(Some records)
..........
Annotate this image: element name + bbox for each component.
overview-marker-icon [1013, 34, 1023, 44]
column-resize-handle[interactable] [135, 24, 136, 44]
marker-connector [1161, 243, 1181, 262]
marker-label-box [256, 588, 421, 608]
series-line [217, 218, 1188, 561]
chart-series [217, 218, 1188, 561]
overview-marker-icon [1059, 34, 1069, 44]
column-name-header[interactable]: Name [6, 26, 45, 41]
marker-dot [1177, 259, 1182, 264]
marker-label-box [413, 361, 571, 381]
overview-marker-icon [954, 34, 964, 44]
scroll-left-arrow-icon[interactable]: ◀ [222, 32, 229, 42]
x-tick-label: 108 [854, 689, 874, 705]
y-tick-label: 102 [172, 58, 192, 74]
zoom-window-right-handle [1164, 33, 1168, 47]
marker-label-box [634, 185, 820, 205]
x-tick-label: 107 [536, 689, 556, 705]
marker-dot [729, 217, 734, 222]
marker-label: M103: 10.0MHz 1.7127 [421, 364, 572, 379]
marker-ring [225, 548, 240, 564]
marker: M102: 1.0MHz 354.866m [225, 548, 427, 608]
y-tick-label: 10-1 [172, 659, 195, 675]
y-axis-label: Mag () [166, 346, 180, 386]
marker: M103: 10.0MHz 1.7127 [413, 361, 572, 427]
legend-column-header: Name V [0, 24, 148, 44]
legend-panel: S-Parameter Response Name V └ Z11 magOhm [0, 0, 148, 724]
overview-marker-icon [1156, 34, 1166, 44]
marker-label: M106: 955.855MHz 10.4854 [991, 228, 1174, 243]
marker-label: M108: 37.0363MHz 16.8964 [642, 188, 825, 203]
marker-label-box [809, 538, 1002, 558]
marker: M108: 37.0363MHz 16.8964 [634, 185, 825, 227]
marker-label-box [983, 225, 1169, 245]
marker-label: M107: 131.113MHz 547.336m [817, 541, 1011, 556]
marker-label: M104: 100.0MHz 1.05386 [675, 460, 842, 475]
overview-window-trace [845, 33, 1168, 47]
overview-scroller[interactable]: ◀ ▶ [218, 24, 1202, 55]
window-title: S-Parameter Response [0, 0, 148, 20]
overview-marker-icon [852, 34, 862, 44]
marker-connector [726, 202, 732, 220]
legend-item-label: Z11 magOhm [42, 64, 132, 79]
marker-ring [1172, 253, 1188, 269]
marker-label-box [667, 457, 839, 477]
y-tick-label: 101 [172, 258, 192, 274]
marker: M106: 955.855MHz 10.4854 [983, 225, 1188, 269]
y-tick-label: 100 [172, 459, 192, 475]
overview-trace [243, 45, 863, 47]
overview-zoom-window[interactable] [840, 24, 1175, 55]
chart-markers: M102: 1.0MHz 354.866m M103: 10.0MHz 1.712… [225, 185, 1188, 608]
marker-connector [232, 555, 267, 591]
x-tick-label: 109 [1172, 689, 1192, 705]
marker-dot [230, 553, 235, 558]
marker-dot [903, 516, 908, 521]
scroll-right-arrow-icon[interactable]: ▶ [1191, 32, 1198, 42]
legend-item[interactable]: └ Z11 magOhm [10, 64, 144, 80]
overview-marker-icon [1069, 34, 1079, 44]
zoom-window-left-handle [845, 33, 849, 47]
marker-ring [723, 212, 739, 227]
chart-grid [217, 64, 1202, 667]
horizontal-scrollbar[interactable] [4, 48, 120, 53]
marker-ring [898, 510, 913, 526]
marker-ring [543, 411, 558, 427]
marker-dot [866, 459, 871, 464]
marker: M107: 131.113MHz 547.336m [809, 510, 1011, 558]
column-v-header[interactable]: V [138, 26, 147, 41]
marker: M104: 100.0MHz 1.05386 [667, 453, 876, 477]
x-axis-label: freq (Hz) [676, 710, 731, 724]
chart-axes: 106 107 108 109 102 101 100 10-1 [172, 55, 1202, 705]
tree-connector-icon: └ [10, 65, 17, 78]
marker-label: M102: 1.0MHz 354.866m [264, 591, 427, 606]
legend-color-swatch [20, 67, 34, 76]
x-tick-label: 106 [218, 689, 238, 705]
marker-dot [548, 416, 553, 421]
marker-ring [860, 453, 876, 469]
..........
Copy out the whole listing above, swapping "marker-ring" for "marker-circle" everywhere it occurs and leaving every other character as it is.

Annotate this image: element name + bbox for each component.
overview-marker-icon [1013, 34, 1023, 44]
column-resize-handle[interactable] [135, 24, 136, 44]
marker-connector [1161, 243, 1181, 262]
marker-label-box [256, 588, 421, 608]
series-line [217, 218, 1188, 561]
chart-series [217, 218, 1188, 561]
overview-marker-icon [1059, 34, 1069, 44]
column-name-header[interactable]: Name [6, 26, 45, 41]
marker-dot [1177, 259, 1182, 264]
marker-label-box [413, 361, 571, 381]
overview-marker-icon [954, 34, 964, 44]
scroll-left-arrow-icon[interactable]: ◀ [222, 32, 229, 42]
x-tick-label: 108 [854, 689, 874, 705]
y-tick-label: 102 [172, 58, 192, 74]
zoom-window-right-handle [1164, 33, 1168, 47]
marker-label-box [634, 185, 820, 205]
x-tick-label: 107 [536, 689, 556, 705]
marker-dot [729, 217, 734, 222]
marker-label: M103: 10.0MHz 1.7127 [421, 364, 572, 379]
marker-circle [225, 548, 240, 564]
marker: M102: 1.0MHz 354.866m [225, 548, 427, 608]
y-tick-label: 10-1 [172, 659, 195, 675]
y-axis-label: Mag () [166, 346, 180, 386]
marker: M103: 10.0MHz 1.7127 [413, 361, 572, 427]
legend-column-header: Name V [0, 24, 148, 44]
legend-panel: S-Parameter Response Name V └ Z11 magOhm [0, 0, 148, 724]
overview-marker-icon [1156, 34, 1166, 44]
marker-label: M106: 955.855MHz 10.4854 [991, 228, 1174, 243]
marker-label: M108: 37.0363MHz 16.8964 [642, 188, 825, 203]
marker-label-box [809, 538, 1002, 558]
marker: M108: 37.0363MHz 16.8964 [634, 185, 825, 227]
marker-label-box [983, 225, 1169, 245]
marker-label: M107: 131.113MHz 547.336m [817, 541, 1011, 556]
marker-label: M104: 100.0MHz 1.05386 [675, 460, 842, 475]
overview-window-trace [845, 33, 1168, 47]
overview-scroller[interactable]: ◀ ▶ [218, 24, 1202, 55]
window-title: S-Parameter Response [0, 0, 148, 20]
overview-marker-icon [852, 34, 862, 44]
marker-connector [726, 202, 732, 220]
legend-item-label: Z11 magOhm [42, 64, 132, 79]
marker-circle [1172, 253, 1188, 269]
marker-label-box [667, 457, 839, 477]
y-tick-label: 101 [172, 258, 192, 274]
marker: M106: 955.855MHz 10.4854 [983, 225, 1188, 269]
y-tick-label: 100 [172, 459, 192, 475]
overview-trace [243, 45, 863, 47]
overview-zoom-window[interactable] [840, 24, 1175, 55]
chart-markers: M102: 1.0MHz 354.866m M103: 10.0MHz 1.712… [225, 185, 1188, 608]
marker-connector [232, 555, 267, 591]
x-tick-label: 109 [1172, 689, 1192, 705]
marker-dot [230, 553, 235, 558]
marker-dot [903, 516, 908, 521]
scroll-right-arrow-icon[interactable]: ▶ [1191, 32, 1198, 42]
legend-item[interactable]: └ Z11 magOhm [10, 64, 144, 80]
overview-marker-icon [1069, 34, 1079, 44]
zoom-window-left-handle [845, 33, 849, 47]
marker-circle [723, 212, 739, 227]
chart-grid [217, 64, 1202, 667]
horizontal-scrollbar[interactable] [4, 48, 120, 53]
marker-circle [898, 510, 913, 526]
marker-circle [543, 411, 558, 427]
marker-dot [866, 459, 871, 464]
marker: M107: 131.113MHz 547.336m [809, 510, 1011, 558]
column-v-header[interactable]: V [138, 26, 147, 41]
marker: M104: 100.0MHz 1.05386 [667, 453, 876, 477]
x-axis-label: freq (Hz) [676, 710, 731, 724]
chart-axes: 106 107 108 109 102 101 100 10-1 [172, 55, 1202, 705]
tree-connector-icon: └ [10, 65, 17, 78]
marker-label: M102: 1.0MHz 354.866m [264, 591, 427, 606]
legend-color-swatch [20, 67, 34, 76]
x-tick-label: 106 [218, 689, 238, 705]
marker-dot [548, 416, 553, 421]
marker-circle [860, 453, 876, 469]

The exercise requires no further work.